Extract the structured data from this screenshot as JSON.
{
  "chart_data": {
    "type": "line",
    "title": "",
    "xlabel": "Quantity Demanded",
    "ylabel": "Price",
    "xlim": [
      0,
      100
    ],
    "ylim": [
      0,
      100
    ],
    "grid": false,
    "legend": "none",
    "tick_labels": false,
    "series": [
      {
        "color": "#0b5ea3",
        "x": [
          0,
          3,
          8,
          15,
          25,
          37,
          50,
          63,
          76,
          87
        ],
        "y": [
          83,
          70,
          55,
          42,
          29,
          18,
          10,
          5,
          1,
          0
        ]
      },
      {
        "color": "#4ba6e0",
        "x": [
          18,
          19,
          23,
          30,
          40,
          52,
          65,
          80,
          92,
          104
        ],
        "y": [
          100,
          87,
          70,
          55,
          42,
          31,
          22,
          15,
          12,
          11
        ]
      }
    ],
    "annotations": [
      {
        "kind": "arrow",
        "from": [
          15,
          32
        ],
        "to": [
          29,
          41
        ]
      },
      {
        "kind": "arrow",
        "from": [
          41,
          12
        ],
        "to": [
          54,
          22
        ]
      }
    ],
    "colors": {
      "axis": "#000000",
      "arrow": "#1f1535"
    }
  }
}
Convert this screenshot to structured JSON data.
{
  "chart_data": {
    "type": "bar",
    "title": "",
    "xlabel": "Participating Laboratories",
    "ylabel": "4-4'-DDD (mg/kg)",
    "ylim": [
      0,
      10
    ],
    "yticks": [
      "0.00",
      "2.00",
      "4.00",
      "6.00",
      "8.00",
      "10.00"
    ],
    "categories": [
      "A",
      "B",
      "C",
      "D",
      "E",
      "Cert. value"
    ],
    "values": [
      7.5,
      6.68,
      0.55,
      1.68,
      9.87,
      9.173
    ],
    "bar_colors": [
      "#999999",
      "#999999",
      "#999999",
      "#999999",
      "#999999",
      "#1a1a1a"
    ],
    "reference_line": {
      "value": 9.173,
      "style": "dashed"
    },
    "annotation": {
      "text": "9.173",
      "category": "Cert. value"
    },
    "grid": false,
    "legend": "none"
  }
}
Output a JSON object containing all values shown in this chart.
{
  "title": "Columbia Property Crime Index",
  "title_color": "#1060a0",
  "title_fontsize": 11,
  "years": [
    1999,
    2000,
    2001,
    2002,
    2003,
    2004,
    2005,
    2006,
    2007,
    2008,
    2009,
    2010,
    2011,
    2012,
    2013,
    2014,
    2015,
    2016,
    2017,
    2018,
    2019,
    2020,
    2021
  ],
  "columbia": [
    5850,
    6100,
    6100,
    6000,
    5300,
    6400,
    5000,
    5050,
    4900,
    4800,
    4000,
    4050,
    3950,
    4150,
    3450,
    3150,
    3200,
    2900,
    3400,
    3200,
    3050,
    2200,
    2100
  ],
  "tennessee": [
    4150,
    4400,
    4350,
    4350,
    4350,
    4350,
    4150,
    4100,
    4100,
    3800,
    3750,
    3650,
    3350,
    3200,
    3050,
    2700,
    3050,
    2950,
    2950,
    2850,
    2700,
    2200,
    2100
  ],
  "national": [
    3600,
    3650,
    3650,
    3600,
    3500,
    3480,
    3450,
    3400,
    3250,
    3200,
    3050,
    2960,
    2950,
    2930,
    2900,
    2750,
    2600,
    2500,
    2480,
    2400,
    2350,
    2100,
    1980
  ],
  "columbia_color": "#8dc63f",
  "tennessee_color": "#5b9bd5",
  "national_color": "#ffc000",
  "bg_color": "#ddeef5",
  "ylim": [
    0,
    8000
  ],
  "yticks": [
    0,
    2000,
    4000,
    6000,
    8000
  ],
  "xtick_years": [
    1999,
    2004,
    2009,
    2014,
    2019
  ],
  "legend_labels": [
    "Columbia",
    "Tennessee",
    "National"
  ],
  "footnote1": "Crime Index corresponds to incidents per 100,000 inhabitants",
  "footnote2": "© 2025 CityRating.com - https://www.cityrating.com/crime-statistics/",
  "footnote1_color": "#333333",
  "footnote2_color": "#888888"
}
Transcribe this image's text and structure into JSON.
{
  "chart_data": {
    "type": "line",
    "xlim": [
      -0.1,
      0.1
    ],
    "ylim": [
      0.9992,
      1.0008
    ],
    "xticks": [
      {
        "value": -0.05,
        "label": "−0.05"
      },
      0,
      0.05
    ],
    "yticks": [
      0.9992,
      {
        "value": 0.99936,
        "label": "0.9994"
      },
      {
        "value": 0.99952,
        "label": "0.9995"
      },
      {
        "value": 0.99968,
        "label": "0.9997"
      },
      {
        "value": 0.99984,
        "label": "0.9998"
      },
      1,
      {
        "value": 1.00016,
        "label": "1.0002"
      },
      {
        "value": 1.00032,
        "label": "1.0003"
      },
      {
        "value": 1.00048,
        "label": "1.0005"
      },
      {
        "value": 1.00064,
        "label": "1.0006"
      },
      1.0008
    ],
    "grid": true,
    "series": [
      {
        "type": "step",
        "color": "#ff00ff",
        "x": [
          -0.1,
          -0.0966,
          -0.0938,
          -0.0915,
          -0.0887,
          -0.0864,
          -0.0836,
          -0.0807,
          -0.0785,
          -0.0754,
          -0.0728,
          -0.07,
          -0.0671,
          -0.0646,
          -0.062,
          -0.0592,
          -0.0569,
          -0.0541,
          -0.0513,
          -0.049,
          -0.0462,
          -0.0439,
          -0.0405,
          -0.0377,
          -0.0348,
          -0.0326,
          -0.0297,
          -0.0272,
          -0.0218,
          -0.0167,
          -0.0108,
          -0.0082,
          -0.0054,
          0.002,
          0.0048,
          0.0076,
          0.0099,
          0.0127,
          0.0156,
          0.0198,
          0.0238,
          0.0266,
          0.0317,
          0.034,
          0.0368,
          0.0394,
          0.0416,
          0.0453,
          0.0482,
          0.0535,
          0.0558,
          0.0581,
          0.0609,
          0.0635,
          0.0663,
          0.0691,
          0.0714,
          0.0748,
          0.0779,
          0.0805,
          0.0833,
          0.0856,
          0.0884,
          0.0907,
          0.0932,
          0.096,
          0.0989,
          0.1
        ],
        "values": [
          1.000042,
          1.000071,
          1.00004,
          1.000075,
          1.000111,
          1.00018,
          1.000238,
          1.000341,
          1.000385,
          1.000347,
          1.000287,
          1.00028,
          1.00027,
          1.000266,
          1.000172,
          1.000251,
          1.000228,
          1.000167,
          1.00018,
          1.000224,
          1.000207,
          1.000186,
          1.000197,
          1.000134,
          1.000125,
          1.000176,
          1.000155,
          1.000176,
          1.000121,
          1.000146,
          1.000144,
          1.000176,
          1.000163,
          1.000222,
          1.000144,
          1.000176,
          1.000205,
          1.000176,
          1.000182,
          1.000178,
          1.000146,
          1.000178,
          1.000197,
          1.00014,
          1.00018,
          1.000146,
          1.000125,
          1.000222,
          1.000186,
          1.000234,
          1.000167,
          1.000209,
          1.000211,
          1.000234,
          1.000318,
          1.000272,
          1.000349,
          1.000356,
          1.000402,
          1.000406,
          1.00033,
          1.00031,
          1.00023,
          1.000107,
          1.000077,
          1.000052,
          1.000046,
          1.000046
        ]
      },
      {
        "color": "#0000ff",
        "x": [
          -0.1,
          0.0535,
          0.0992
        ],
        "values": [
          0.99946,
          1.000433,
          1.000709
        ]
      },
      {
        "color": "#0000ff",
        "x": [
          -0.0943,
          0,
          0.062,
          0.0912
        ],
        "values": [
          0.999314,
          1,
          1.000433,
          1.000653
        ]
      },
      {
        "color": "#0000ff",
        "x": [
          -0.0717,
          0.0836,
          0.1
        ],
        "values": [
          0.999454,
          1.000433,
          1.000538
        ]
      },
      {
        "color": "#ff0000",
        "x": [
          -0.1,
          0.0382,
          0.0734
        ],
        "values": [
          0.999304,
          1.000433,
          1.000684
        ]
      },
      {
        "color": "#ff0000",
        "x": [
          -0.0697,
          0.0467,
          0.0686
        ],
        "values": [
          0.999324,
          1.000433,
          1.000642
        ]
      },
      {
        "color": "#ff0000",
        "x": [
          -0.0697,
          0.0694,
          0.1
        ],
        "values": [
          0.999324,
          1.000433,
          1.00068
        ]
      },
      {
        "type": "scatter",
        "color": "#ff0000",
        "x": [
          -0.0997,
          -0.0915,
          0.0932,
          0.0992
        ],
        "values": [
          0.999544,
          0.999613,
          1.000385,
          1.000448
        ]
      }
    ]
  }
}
□ □ □ □ □
• [The exercise]:
Find and copy each line above that includes the string "text".

• [Exercise response]:
      "text": "9.173",
Transcribe this image's text and structure into JSON.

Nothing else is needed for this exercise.